━━━━━ Listed records ━━━━━
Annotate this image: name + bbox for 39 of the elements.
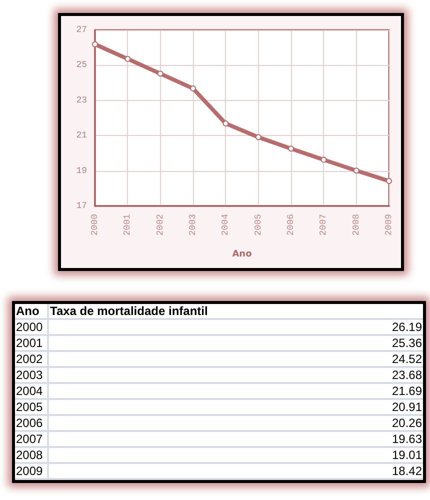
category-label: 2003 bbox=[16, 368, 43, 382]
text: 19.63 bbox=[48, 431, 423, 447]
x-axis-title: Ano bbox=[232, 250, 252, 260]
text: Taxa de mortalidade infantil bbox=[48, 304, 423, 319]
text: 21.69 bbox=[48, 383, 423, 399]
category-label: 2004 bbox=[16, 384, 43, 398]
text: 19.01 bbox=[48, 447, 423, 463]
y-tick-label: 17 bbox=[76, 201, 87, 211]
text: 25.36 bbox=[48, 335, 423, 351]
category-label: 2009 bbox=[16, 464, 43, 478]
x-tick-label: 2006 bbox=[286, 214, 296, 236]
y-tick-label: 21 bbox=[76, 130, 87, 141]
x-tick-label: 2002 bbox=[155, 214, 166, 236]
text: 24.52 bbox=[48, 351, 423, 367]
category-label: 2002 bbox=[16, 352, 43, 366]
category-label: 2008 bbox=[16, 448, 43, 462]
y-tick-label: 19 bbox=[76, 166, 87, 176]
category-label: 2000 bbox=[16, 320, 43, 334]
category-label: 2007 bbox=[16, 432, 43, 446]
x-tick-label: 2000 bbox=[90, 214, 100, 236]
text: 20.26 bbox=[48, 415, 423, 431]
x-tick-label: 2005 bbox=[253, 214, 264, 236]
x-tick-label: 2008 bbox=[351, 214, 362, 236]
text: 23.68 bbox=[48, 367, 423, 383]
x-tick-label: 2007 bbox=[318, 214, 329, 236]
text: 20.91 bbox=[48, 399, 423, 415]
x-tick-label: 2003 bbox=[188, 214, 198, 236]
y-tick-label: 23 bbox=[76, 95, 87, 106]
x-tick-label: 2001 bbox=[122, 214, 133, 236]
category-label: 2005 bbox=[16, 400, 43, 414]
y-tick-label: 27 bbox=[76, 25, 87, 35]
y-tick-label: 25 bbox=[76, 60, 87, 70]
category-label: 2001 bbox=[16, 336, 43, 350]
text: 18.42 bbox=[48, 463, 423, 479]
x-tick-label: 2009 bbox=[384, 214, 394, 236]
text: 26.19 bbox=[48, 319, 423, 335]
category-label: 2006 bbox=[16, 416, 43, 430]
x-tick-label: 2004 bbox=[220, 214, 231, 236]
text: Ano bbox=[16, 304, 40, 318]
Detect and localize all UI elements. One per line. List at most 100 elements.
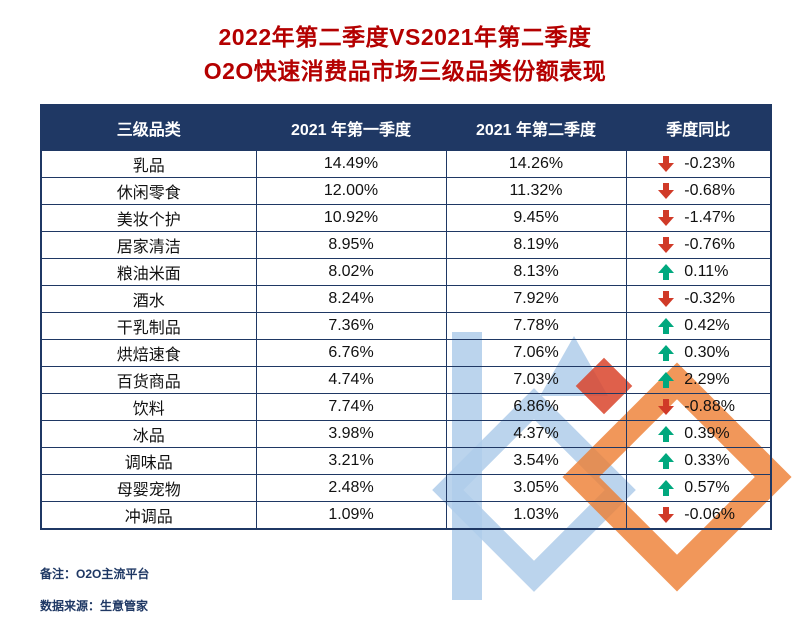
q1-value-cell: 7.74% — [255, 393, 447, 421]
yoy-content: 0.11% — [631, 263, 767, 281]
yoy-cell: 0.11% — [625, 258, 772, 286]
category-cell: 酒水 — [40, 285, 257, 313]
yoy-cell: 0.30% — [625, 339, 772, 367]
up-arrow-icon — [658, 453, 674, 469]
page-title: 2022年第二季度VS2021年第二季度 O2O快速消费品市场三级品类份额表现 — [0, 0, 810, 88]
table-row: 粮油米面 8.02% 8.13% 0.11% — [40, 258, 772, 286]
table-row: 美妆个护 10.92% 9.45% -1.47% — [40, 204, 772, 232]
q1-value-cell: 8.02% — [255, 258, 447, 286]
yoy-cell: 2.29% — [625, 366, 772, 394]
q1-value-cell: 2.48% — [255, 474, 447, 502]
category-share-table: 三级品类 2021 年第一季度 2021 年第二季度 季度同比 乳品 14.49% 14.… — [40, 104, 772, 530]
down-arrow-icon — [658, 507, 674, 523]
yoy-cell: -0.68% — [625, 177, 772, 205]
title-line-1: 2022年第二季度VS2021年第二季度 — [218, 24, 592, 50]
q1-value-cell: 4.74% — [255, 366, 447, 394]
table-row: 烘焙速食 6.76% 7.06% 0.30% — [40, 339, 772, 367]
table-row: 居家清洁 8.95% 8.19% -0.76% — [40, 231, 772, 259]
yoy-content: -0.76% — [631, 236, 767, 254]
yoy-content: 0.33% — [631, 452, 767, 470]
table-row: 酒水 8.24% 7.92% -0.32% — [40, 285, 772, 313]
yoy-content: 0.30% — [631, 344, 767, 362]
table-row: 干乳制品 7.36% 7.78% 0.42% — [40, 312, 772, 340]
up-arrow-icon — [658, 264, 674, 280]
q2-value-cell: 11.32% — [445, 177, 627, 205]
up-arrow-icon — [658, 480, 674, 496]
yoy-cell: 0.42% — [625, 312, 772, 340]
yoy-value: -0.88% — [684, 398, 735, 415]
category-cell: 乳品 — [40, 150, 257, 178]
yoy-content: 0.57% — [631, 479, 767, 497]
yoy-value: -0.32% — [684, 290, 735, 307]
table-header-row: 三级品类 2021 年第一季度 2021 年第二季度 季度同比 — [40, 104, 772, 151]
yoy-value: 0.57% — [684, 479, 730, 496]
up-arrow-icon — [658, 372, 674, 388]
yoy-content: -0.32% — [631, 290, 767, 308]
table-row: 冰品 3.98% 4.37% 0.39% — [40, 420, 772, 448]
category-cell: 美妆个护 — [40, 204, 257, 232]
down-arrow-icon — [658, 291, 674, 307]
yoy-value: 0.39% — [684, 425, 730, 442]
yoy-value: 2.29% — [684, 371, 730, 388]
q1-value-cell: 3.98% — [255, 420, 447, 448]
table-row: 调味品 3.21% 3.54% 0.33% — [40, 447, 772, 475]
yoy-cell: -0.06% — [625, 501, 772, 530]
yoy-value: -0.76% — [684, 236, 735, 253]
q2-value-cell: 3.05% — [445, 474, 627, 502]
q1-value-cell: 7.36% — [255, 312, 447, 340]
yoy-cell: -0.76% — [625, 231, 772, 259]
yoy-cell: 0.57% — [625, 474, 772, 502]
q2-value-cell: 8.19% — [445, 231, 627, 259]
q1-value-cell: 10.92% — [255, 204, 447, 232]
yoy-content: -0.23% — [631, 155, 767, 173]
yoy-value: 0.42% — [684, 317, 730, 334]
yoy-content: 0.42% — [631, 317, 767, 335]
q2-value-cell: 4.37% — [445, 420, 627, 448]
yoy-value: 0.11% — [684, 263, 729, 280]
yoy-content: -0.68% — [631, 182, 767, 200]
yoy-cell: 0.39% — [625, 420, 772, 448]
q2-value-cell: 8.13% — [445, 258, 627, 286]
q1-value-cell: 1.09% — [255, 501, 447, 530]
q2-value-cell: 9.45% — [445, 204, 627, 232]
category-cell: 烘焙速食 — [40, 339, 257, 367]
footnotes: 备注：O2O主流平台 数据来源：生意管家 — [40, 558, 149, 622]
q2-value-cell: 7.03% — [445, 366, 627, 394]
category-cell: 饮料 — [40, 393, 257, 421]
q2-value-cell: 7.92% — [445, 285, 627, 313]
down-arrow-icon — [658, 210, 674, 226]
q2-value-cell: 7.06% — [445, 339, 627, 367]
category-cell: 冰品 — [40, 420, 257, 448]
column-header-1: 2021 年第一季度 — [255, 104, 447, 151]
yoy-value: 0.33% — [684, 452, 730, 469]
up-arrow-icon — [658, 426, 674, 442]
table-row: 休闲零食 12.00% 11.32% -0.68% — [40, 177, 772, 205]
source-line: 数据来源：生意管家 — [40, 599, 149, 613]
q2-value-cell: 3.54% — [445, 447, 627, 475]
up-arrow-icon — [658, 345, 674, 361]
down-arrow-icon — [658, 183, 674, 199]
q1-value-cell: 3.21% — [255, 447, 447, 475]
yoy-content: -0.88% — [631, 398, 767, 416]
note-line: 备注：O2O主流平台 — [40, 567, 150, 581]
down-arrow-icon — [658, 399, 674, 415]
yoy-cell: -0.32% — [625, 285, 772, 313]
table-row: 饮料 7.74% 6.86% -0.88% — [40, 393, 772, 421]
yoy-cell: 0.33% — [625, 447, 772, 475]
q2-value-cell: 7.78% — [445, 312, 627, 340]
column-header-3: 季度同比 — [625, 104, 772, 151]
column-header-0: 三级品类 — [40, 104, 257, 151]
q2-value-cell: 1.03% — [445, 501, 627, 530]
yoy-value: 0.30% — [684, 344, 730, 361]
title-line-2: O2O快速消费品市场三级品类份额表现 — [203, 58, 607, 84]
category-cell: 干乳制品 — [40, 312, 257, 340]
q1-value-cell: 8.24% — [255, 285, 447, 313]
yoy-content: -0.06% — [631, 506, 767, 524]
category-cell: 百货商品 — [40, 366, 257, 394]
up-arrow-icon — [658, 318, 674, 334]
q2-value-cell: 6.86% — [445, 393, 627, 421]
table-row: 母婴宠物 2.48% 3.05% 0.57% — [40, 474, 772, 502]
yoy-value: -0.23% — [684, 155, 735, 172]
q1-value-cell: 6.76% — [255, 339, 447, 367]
━━━━━
• _The exercise_
Retype the stretch from the line that contains "category-label: 2003 bbox=[16, 368, 43, 382]" through the line that contains "x-tick-label: 2002 bbox=[155, 214, 166, 236]", keeping every character the same.

• _Worked solution_
category-label: 2003 bbox=[16, 368, 43, 382]
text: 19.63 bbox=[48, 431, 423, 447]
x-axis-title: Ano bbox=[232, 250, 252, 260]
text: Taxa de mortalidade infantil bbox=[48, 304, 423, 319]
text: 21.69 bbox=[48, 383, 423, 399]
category-label: 2004 bbox=[16, 384, 43, 398]
text: 19.01 bbox=[48, 447, 423, 463]
y-tick-label: 17 bbox=[76, 201, 87, 211]
text: 25.36 bbox=[48, 335, 423, 351]
category-label: 2009 bbox=[16, 464, 43, 478]
x-tick-label: 2006 bbox=[286, 214, 296, 236]
y-tick-label: 21 bbox=[76, 130, 87, 141]
x-tick-label: 2002 bbox=[155, 214, 166, 236]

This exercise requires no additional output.